### Task description
Write out each line from the data below that includes the word "spread".

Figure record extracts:
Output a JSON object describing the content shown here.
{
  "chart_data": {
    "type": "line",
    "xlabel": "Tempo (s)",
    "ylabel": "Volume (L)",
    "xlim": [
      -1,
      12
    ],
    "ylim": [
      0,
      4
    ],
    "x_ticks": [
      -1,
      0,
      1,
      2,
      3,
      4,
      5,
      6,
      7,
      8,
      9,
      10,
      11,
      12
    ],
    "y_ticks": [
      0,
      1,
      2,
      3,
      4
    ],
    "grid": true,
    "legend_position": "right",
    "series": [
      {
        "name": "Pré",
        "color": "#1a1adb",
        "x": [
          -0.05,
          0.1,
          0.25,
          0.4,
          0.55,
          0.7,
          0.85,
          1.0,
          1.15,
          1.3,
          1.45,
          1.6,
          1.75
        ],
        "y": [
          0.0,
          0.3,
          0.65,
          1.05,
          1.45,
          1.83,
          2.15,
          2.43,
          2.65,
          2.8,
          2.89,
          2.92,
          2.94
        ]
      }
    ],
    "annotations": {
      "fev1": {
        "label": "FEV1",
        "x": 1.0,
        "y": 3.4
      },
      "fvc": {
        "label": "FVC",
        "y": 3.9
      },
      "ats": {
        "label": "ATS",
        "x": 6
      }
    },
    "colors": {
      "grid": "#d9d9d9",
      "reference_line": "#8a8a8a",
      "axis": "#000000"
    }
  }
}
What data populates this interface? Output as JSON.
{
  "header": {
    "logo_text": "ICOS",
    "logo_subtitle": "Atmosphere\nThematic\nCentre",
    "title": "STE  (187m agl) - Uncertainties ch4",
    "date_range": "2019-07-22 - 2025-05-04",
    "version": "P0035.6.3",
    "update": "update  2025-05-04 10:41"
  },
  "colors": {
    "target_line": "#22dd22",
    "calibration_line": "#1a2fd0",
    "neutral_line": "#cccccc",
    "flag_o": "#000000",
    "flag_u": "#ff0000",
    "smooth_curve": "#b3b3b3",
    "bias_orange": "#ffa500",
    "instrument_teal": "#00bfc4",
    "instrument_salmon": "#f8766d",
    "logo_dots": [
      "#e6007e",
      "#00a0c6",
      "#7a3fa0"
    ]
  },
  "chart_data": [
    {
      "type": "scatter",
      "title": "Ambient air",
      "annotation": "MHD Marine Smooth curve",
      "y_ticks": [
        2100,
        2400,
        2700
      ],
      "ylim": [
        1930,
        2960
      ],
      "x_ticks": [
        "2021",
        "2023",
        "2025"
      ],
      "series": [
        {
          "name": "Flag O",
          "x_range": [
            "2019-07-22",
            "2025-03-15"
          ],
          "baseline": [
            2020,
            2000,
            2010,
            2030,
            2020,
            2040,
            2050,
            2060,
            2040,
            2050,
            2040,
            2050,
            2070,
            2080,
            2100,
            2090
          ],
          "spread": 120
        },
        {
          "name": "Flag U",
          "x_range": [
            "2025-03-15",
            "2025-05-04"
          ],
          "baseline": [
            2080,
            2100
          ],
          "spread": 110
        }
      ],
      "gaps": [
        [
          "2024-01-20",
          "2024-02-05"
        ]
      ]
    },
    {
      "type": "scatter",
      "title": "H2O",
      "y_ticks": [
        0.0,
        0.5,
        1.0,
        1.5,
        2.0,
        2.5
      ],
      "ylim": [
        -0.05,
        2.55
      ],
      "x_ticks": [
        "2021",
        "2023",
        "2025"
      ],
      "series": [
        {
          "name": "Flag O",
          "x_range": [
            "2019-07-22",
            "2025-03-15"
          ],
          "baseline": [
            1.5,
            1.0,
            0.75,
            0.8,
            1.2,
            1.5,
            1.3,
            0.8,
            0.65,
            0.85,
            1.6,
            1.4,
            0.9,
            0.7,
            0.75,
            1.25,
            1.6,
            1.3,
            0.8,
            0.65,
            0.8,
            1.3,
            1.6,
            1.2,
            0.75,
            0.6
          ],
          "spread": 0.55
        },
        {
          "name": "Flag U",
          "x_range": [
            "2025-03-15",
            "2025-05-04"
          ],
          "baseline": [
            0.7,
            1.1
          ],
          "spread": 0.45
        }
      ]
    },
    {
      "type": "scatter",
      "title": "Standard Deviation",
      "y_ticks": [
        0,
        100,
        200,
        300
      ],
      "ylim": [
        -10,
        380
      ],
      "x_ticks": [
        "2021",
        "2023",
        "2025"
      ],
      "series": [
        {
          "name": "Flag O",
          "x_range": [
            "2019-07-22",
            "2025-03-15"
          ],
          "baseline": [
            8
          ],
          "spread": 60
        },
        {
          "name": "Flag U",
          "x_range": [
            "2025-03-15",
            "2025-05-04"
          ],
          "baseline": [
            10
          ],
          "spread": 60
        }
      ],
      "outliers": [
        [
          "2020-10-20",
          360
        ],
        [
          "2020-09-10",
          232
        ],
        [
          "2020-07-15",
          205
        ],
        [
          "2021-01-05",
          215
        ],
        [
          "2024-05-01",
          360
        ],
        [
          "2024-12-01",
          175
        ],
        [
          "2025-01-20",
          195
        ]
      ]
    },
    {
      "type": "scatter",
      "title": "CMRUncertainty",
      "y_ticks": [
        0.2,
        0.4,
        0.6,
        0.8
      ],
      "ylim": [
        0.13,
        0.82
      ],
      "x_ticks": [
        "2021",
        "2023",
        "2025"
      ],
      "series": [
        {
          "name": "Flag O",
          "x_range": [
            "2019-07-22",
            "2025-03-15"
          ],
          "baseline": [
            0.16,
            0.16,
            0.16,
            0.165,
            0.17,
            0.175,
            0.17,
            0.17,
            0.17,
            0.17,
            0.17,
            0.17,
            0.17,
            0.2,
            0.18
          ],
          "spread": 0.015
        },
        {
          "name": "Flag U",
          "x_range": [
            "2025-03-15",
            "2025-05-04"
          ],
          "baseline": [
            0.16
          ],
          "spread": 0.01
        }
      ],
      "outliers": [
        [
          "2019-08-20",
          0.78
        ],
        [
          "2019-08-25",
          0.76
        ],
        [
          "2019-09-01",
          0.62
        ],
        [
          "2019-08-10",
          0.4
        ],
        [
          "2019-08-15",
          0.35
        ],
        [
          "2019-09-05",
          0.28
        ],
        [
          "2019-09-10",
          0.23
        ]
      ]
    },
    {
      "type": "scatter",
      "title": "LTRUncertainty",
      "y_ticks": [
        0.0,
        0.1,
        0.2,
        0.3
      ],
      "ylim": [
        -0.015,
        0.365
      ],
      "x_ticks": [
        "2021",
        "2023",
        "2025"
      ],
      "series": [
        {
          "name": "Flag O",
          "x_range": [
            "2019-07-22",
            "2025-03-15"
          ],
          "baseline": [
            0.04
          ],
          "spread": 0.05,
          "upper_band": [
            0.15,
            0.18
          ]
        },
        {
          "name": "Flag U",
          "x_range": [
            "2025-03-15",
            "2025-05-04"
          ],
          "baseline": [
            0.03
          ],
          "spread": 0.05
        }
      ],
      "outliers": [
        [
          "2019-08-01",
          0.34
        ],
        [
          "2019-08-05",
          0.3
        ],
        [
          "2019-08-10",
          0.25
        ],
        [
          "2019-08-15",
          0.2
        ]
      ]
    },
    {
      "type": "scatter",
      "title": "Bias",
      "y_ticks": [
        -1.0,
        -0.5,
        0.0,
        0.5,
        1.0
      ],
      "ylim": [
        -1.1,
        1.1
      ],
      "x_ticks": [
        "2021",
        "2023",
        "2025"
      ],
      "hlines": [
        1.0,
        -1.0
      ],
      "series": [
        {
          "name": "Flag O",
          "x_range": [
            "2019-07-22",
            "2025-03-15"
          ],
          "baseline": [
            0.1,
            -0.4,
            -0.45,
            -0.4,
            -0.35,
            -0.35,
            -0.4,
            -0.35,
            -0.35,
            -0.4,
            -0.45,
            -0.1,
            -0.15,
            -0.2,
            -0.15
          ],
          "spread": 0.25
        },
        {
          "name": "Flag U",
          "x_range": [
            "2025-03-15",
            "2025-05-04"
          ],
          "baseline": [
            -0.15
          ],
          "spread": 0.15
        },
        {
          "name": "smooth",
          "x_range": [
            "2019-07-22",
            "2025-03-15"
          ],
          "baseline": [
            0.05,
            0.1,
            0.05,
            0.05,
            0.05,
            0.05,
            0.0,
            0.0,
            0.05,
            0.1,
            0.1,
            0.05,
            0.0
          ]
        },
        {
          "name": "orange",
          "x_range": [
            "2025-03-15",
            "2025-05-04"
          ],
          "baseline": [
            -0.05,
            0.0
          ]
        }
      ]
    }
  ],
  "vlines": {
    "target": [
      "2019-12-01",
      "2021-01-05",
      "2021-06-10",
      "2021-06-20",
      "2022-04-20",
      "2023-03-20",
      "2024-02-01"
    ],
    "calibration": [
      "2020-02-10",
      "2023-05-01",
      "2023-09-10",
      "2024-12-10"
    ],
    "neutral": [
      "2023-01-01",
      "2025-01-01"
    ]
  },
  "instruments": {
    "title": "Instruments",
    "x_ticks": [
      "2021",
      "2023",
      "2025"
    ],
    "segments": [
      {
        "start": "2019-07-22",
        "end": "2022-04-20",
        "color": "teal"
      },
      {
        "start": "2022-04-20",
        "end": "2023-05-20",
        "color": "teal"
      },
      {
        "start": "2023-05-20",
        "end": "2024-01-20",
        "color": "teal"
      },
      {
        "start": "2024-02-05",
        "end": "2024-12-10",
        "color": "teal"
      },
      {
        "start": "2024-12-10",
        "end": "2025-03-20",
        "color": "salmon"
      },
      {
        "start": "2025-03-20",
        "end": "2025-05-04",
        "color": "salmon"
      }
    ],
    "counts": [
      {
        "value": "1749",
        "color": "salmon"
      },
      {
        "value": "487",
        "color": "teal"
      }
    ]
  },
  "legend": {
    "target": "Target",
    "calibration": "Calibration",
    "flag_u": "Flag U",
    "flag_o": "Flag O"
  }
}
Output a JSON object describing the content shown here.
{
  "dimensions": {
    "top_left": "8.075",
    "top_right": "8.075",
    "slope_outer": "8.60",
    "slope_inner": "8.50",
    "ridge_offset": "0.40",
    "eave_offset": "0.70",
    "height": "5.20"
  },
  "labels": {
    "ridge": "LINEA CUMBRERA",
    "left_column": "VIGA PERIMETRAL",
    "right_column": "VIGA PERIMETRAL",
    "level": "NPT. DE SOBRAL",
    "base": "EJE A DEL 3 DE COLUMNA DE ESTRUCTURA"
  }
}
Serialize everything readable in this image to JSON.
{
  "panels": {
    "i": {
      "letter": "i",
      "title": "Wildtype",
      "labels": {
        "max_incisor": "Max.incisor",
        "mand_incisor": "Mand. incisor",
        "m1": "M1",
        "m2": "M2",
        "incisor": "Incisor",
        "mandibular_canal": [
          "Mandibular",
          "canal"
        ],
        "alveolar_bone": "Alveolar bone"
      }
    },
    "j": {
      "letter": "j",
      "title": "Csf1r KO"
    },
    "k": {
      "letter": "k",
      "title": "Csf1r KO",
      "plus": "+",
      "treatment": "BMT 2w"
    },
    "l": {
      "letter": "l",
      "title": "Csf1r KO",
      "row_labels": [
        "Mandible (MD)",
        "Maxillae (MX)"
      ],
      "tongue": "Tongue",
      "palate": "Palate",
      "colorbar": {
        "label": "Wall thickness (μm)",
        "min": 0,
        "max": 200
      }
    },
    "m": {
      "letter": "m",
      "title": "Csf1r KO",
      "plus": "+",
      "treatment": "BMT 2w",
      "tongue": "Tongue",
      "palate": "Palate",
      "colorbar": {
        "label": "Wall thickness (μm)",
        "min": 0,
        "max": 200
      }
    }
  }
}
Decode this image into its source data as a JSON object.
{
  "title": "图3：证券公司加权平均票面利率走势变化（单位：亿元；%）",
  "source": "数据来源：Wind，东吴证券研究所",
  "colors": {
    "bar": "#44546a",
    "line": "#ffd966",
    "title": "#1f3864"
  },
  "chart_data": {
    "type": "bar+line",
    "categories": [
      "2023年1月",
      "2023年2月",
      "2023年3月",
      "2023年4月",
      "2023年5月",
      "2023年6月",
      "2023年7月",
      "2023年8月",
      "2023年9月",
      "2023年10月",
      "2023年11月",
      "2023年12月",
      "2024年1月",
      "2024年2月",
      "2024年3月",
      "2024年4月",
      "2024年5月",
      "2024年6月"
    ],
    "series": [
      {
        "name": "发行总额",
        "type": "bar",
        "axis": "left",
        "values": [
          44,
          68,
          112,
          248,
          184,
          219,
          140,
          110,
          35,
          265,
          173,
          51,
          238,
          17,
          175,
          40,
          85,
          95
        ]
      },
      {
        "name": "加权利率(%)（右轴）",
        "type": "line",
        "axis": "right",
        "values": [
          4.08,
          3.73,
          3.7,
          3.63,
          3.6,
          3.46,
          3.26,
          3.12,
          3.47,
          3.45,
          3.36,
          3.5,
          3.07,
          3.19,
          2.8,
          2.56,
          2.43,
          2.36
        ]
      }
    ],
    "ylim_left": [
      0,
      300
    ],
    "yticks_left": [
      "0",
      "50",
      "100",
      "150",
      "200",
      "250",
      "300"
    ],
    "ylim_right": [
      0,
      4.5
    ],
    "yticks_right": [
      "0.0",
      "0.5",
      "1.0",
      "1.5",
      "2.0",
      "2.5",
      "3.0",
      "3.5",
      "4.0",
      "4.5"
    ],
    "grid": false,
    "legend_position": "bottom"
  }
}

### Exercise solution
          "spread": 120
          "spread": 110
          "spread": 0.55
          "spread": 0.45
          "spread": 60
          "spread": 60
          "spread": 0.015
          "spread": 0.01
          "spread": 0.05,
          "spread": 0.05
          "spread": 0.25
          "spread": 0.15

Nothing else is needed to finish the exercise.